**Directions**. Say how many lines of the records include the string "wound". Nothing else belongs in the answer.

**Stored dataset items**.

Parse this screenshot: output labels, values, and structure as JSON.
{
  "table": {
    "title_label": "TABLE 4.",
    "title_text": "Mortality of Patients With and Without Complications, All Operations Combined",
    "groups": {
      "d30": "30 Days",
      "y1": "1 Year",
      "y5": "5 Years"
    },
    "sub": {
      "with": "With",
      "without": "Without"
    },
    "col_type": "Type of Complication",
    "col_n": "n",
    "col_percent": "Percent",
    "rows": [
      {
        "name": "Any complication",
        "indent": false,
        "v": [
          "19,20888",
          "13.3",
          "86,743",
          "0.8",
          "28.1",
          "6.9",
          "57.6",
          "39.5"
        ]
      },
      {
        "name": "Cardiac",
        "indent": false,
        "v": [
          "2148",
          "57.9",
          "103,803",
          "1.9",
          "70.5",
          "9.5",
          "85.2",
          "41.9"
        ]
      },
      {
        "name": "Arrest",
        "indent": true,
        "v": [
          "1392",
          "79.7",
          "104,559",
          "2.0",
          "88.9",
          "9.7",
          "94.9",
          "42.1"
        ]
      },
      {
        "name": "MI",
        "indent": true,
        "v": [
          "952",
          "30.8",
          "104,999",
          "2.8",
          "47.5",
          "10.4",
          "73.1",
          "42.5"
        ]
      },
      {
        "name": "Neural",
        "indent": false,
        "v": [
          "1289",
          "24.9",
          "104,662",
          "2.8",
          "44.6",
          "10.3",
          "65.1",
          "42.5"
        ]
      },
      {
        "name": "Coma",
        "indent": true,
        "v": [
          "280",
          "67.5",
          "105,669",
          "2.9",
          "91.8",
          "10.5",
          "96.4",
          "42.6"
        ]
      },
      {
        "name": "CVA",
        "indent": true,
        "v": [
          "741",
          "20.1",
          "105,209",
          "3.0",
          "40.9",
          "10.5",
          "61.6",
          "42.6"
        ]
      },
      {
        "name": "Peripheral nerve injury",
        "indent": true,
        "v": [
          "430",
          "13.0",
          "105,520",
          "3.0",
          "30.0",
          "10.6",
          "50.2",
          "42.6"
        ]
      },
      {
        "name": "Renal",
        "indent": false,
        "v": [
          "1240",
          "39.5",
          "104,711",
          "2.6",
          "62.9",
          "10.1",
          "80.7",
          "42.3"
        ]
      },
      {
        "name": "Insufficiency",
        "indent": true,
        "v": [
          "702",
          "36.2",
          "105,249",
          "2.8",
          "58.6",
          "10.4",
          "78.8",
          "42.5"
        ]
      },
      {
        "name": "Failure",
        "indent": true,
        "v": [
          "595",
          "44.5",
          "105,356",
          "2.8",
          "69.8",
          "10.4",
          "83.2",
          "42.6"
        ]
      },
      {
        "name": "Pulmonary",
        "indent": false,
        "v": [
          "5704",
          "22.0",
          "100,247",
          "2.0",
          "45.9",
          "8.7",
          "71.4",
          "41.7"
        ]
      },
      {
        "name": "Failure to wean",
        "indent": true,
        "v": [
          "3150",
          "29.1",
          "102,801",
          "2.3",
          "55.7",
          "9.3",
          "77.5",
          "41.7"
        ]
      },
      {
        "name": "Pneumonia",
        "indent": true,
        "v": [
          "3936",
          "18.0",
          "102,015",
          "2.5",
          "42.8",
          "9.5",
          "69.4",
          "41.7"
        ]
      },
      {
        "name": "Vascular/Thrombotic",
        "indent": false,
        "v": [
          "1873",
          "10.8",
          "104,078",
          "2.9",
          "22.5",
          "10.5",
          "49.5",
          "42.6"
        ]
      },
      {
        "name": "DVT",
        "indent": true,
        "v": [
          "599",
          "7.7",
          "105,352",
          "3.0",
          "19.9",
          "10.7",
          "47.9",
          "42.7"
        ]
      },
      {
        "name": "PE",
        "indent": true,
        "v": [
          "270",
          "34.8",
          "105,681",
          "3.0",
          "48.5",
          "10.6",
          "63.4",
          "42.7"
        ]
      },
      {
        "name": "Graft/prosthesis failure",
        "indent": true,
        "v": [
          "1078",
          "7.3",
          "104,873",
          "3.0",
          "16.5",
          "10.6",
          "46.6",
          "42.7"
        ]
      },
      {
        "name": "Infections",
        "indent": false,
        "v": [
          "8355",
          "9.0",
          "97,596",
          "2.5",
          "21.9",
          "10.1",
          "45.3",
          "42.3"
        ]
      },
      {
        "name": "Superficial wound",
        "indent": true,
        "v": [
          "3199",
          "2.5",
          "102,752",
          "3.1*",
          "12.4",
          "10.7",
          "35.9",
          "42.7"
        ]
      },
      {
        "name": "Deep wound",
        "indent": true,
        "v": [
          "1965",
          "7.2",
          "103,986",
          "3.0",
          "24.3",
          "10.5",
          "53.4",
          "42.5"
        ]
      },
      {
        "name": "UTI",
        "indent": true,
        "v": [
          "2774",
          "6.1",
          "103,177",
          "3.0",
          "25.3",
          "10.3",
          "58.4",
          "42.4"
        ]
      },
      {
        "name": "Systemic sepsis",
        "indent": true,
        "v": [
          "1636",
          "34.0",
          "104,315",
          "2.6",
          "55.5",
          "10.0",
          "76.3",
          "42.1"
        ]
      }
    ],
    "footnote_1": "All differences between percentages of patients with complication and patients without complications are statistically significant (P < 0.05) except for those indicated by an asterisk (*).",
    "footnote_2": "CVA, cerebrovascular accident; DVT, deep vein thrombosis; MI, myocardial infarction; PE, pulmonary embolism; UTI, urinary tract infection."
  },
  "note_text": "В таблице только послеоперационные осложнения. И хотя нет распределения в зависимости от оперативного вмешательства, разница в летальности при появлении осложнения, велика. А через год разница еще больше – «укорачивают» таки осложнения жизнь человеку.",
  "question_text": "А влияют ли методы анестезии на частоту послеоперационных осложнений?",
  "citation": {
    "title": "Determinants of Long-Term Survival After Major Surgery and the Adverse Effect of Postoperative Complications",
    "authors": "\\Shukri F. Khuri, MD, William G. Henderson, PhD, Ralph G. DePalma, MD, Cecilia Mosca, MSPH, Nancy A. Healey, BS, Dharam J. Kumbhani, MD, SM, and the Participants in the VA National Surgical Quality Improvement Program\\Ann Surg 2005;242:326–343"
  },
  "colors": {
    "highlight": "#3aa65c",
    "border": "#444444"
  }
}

**Solution below**. 2